[Stored entries]
— Begin —
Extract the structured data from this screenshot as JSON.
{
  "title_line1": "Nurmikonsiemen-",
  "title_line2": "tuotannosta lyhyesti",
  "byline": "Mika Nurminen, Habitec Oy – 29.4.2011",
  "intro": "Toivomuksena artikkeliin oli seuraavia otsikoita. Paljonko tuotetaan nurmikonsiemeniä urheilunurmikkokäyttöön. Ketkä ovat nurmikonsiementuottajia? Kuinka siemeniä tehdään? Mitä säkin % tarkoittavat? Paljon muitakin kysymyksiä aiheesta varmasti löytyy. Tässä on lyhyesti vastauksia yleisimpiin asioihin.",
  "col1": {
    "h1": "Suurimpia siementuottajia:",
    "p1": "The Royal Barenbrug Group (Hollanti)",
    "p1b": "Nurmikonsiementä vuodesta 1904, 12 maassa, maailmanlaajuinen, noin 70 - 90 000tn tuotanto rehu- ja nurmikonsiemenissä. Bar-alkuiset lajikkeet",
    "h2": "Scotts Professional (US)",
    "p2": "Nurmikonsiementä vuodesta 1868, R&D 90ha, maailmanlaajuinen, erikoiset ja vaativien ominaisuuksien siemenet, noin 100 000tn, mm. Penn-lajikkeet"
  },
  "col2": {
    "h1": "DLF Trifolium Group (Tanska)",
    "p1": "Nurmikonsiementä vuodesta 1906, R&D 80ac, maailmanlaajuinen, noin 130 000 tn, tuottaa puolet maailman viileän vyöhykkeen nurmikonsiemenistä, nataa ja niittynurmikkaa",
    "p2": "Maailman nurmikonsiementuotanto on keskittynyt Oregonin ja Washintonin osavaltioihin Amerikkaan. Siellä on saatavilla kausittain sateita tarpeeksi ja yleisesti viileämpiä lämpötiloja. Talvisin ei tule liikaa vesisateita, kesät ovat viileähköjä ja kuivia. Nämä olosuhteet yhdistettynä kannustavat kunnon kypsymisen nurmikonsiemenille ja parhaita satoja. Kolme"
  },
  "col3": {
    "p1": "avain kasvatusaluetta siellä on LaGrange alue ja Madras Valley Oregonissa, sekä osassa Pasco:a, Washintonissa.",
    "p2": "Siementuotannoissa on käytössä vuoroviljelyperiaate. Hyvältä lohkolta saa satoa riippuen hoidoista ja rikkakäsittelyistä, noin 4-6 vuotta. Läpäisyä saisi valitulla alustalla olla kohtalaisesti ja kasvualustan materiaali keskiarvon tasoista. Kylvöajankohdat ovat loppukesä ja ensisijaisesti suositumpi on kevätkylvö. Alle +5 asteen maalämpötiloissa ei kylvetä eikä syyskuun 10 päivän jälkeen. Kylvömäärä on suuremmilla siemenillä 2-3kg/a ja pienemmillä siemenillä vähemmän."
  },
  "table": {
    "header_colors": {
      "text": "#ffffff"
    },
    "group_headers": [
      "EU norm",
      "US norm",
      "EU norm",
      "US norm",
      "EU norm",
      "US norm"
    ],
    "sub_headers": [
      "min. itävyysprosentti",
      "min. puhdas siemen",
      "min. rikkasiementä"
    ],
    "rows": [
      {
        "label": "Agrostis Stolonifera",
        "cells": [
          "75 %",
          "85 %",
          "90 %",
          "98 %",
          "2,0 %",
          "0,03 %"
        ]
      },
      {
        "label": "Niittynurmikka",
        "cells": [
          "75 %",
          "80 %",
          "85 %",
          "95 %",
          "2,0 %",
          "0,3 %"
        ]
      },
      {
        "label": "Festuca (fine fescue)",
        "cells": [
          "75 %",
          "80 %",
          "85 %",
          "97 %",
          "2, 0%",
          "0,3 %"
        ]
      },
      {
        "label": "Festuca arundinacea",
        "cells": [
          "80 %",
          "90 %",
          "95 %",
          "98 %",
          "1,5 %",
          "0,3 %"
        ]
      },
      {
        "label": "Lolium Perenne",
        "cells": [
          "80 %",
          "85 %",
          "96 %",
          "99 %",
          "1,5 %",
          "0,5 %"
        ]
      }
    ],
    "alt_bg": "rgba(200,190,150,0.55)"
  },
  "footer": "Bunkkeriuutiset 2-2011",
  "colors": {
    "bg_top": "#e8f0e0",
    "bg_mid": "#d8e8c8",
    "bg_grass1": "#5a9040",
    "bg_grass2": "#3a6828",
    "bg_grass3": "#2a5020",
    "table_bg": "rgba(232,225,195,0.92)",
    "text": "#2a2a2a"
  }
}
— End —
§ **OBJECTIVE**: Please restate the data word for word, every record included.

§ **FINISHED EXERCISE**:
Extract the structured data from this screenshot as JSON.
{
  "title_line1": "Nurmikonsiemen-",
  "title_line2": "tuotannosta lyhyesti",
  "byline": "Mika Nurminen, Habitec Oy – 29.4.2011",
  "intro": "Toivomuksena artikkeliin oli seuraavia otsikoita. Paljonko tuotetaan nurmikonsiemeniä urheilunurmikkokäyttöön. Ketkä ovat nurmikonsiementuottajia? Kuinka siemeniä tehdään? Mitä säkin % tarkoittavat? Paljon muitakin kysymyksiä aiheesta varmasti löytyy. Tässä on lyhyesti vastauksia yleisimpiin asioihin.",
  "col1": {
    "h1": "Suurimpia siementuottajia:",
    "p1": "The Royal Barenbrug Group (Hollanti)",
    "p1b": "Nurmikonsiementä vuodesta 1904, 12 maassa, maailmanlaajuinen, noin 70 - 90 000tn tuotanto rehu- ja nurmikonsiemenissä. Bar-alkuiset lajikkeet",
    "h2": "Scotts Professional (US)",
    "p2": "Nurmikonsiementä vuodesta 1868, R&D 90ha, maailmanlaajuinen, erikoiset ja vaativien ominaisuuksien siemenet, noin 100 000tn, mm. Penn-lajikkeet"
  },
  "col2": {
    "h1": "DLF Trifolium Group (Tanska)",
    "p1": "Nurmikonsiementä vuodesta 1906, R&D 80ac, maailmanlaajuinen, noin 130 000 tn, tuottaa puolet maailman viileän vyöhykkeen nurmikonsiemenistä, nataa ja niittynurmikkaa",
    "p2": "Maailman nurmikonsiementuotanto on keskittynyt Oregonin ja Washintonin osavaltioihin Amerikkaan. Siellä on saatavilla kausittain sateita tarpeeksi ja yleisesti viileämpiä lämpötiloja. Talvisin ei tule liikaa vesisateita, kesät ovat viileähköjä ja kuivia. Nämä olosuhteet yhdistettynä kannustavat kunnon kypsymisen nurmikonsiemenille ja parhaita satoja. Kolme"
  },
  "col3": {
    "p1": "avain kasvatusaluetta siellä on LaGrange alue ja Madras Valley Oregonissa, sekä osassa Pasco:a, Washintonissa.",
    "p2": "Siementuotannoissa on käytössä vuoroviljelyperiaate. Hyvältä lohkolta saa satoa riippuen hoidoista ja rikkakäsittelyistä, noin 4-6 vuotta. Läpäisyä saisi valitulla alustalla olla kohtalaisesti ja kasvualustan materiaali keskiarvon tasoista. Kylvöajankohdat ovat loppukesä ja ensisijaisesti suositumpi on kevätkylvö. Alle +5 asteen maalämpötiloissa ei kylvetä eikä syyskuun 10 päivän jälkeen. Kylvömäärä on suuremmilla siemenillä 2-3kg/a ja pienemmillä siemenillä vähemmän."
  },
  "table": {
    "header_colors": {
      "text": "#ffffff"
    },
    "group_headers": [
      "EU norm",
      "US norm",
      "EU norm",
      "US norm",
      "EU norm",
      "US norm"
    ],
    "sub_headers": [
      "min. itävyysprosentti",
      "min. puhdas siemen",
      "min. rikkasiementä"
    ],
    "rows": [
      {
        "label": "Agrostis Stolonifera",
        "cells": [
          "75 %",
          "85 %",
          "90 %",
          "98 %",
          "2,0 %",
          "0,03 %"
        ]
      },
      {
        "label": "Niittynurmikka",
        "cells": [
          "75 %",
          "80 %",
          "85 %",
          "95 %",
          "2,0 %",
          "0,3 %"
        ]
      },
      {
        "label": "Festuca (fine fescue)",
        "cells": [
          "75 %",
          "80 %",
          "85 %",
          "97 %",
          "2, 0%",
          "0,3 %"
        ]
      },
      {
        "label": "Festuca arundinacea",
        "cells": [
          "80 %",
          "90 %",
          "95 %",
          "98 %",
          "1,5 %",
          "0,3 %"
        ]
      },
      {
        "label": "Lolium Perenne",
        "cells": [
          "80 %",
          "85 %",
          "96 %",
          "99 %",
          "1,5 %",
          "0,5 %"
        ]
      }
    ],
    "alt_bg": "rgba(200,190,150,0.55)"
  },
  "footer": "Bunkkeriuutiset 2-2011",
  "colors": {
    "bg_top": "#e8f0e0",
    "bg_mid": "#d8e8c8",
    "bg_grass1": "#5a9040",
    "bg_grass2": "#3a6828",
    "bg_grass3": "#2a5020",
    "table_bg": "rgba(232,225,195,0.92)",
    "text": "#2a2a2a"
  }
}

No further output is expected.